── Trecho do documento ──

Especialistas como o infectologista André Bon, do Hospital Brasília, e Julival Ribeiro, do Hospital de Base do DF (HBDF), enfatizam a vacinação como principal medida preventiva, especialmente para idosos e grupos com comorbidades. Bon afirma que as vacinas atualizadas e tratamentos disponíveis na rede pública são suficientes para conter surtos, enquanto Ribeiro alerta que 10% a 20% dos infectados desenvolvem covid longa, com sintomas como fadiga crônica, alterações neurológicas e disfunções cardiovasculares persistindo por pelo menos 12 semanas. A vacina integra o Calendário Nacional de Vacinação para crianças de 6 meses a menores de 5 anos, gestantes e idosos, com doses anuais recomendadas para grupos prioritários, incluindo imunossuprimidos e trabalhadores da saúde.

A professora Anamelia Lorenzetti Bocca, da Universidade de Brasília (UnB), destaca que variantes como a ômicron e subvariantes como KP.8.1 e XEC continuam circulando, escapando parcialmente da imunidade e exigindo reforços vacinais, pois a proteção não é de longa duração. Desde 2020, o DF acumula 968.417 casos e 12.047 mortes pela doença, com mortalidade concentrada em idosos e imunossuprimidos. Campanhas como a de Multivacinação, encerrada em outubro, e estratégias como o Carro da Vacina visam ampliar a cobertura, mas o alerta permanece: sintomas atuais podem ser leves em vacinados, mas sequelas graves afetam pulmões e cognição, demandando acompanhamento médico.

───

#### Instruções
1) Que especialistas são citados pelo nome no trecho sobre a covid no DF?
2) Como fica em inglês a frase "Desde 2020, o DF acumula 968.417 casos e 12.047 mortes pela doença, com mortalidade concentrada em idosos e imunossuprimidos.", tirada do trecho sobre a covid no DF?
3) Reescreva a parte do trecho sobre a covid no DF que começa em "Especialistas como o" e segue até "trabalhadores da saúde.", trocando "comorbidades" por "doenças crônicas".

── Dados para análise ──

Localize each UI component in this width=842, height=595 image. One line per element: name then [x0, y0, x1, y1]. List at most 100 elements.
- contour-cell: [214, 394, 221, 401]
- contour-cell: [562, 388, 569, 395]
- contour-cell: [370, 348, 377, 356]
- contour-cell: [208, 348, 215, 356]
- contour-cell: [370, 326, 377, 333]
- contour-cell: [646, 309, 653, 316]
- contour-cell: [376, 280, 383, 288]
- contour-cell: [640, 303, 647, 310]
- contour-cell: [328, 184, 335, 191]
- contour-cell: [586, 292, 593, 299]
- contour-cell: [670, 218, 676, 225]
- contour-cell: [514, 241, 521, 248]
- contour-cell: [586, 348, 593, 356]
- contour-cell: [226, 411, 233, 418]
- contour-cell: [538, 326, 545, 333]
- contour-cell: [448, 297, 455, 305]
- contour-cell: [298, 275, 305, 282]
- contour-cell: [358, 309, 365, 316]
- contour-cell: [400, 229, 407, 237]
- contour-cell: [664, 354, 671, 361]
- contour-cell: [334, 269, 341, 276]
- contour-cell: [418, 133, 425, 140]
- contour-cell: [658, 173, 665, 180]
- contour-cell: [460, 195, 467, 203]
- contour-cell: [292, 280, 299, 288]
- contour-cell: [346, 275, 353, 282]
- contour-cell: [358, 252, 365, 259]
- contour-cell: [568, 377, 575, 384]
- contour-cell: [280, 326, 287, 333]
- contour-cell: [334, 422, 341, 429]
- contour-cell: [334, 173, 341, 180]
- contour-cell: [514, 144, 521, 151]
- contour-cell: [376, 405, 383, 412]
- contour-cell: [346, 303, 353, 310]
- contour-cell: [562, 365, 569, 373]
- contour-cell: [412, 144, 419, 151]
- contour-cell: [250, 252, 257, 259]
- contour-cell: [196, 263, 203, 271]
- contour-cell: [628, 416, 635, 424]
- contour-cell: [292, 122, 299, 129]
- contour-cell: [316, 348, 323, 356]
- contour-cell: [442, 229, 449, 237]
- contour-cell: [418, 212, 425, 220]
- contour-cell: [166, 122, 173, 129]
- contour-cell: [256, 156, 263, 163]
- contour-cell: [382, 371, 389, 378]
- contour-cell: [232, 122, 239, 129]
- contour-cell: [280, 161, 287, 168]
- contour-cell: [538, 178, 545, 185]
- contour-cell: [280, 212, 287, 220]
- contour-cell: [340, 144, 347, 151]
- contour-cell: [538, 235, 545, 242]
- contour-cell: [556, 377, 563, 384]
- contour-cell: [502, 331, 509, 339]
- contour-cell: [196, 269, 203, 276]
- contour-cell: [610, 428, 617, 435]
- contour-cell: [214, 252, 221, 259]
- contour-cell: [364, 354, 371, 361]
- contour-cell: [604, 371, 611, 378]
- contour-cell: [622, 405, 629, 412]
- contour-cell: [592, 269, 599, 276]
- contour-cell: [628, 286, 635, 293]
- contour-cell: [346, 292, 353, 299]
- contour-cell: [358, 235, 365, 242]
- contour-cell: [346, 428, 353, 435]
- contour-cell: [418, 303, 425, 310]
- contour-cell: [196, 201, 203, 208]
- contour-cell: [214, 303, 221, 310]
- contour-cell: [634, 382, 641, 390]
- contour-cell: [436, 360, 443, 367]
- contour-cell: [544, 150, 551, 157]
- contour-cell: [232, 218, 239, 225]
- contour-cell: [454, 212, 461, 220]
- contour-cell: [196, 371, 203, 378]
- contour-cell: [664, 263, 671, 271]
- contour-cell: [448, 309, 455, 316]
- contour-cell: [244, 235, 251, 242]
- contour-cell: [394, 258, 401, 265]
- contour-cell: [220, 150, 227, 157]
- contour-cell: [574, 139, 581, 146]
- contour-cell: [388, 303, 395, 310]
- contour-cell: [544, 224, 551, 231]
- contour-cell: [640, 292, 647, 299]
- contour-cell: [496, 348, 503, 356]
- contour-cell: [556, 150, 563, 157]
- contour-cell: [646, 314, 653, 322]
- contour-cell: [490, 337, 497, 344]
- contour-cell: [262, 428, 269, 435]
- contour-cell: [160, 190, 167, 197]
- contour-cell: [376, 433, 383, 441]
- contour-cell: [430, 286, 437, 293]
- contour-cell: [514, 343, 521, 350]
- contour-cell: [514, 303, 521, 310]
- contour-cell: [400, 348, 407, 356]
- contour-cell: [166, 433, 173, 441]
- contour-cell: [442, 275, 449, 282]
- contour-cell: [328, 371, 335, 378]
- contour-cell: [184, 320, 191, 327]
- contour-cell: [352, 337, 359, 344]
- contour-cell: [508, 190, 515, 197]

───

#### Gabarito
1)
André Bon
Julival Ribeiro
Anamelia Lorenzetti Bocca

2) Since 2020, the DF has accumulated 968,417 cases and 12,047 deaths from the disease, with mortality concentrated among the elderly and the immunosuppressed.

3)
Especialistas como o infectologista André Bon, do Hospital Brasília, e Julival Ribeiro, do Hospital de Base do DF (HBDF), enfatizam a vacinação como principal medida preventiva, especialmente para idosos e grupos com doenças crônicas. Bon afirma que as vacinas atualizadas e tratamentos disponíveis na rede pública são suficientes para conter surtos, enquanto Ribeiro alerta que 10% a 20% dos infectados desenvolvem covid longa, com sintomas como fadiga crônica, alterações neurológicas e disfunções cardiovasculares persistindo por pelo menos 12 semanas. A vacina integra o Calendário Nacional de Vacinação para crianças de 6 meses a menores de 5 anos, gestantes e idosos, com doses anuais recomendadas para grupos prioritários, incluindo imunossuprimidos e trabalhadores da saúde.